##### DATASET EXTRACT
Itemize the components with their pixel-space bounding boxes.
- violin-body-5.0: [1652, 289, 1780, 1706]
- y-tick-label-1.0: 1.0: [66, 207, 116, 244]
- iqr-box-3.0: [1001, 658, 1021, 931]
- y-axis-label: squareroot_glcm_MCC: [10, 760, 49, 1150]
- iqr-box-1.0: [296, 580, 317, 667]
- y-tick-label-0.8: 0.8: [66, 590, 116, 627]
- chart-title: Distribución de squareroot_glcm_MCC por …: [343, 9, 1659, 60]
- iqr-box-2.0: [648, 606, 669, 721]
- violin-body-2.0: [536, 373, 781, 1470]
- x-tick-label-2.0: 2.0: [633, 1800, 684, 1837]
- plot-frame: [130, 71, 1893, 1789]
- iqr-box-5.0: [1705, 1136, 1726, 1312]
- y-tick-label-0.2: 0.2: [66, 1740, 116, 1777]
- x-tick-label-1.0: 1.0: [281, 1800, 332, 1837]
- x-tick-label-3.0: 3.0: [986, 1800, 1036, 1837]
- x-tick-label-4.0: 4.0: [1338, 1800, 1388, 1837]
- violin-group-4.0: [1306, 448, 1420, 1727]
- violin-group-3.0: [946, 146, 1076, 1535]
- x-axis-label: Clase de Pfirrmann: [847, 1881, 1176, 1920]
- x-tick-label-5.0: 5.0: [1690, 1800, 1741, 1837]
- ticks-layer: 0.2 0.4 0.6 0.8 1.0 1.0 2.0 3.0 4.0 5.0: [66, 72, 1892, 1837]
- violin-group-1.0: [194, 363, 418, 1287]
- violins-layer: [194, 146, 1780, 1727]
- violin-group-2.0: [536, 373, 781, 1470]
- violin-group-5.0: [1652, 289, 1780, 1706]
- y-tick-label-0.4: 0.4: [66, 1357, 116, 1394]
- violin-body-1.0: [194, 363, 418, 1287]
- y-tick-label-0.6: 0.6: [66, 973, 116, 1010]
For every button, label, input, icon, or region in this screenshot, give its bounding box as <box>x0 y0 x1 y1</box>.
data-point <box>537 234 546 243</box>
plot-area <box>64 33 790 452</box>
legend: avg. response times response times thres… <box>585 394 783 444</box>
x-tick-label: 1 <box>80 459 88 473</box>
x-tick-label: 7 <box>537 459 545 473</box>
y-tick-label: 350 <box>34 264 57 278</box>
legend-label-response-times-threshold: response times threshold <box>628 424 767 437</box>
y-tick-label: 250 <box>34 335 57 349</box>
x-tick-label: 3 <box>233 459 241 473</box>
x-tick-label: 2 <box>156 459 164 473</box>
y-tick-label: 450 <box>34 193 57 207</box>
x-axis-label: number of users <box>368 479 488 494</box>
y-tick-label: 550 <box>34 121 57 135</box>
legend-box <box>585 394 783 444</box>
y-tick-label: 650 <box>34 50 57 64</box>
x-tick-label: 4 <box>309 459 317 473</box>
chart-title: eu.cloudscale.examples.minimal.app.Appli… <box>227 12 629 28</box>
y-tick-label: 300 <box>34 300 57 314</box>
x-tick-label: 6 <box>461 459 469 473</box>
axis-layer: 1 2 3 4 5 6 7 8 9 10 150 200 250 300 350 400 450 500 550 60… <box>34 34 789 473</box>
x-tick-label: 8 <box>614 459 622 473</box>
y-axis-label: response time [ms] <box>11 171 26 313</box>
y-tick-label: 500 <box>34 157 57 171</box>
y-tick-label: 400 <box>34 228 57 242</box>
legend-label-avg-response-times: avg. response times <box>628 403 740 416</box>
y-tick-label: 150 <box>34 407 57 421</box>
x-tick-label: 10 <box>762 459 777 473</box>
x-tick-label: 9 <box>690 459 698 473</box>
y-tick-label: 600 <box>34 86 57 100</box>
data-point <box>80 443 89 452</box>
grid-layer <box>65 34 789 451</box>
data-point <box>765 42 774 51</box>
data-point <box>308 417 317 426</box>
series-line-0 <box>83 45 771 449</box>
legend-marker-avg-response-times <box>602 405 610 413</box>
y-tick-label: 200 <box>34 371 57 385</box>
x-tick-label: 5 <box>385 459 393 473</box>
##########
Tally the lines in the data that contain the string "plot", matching case exactly, and reply with the number only.

2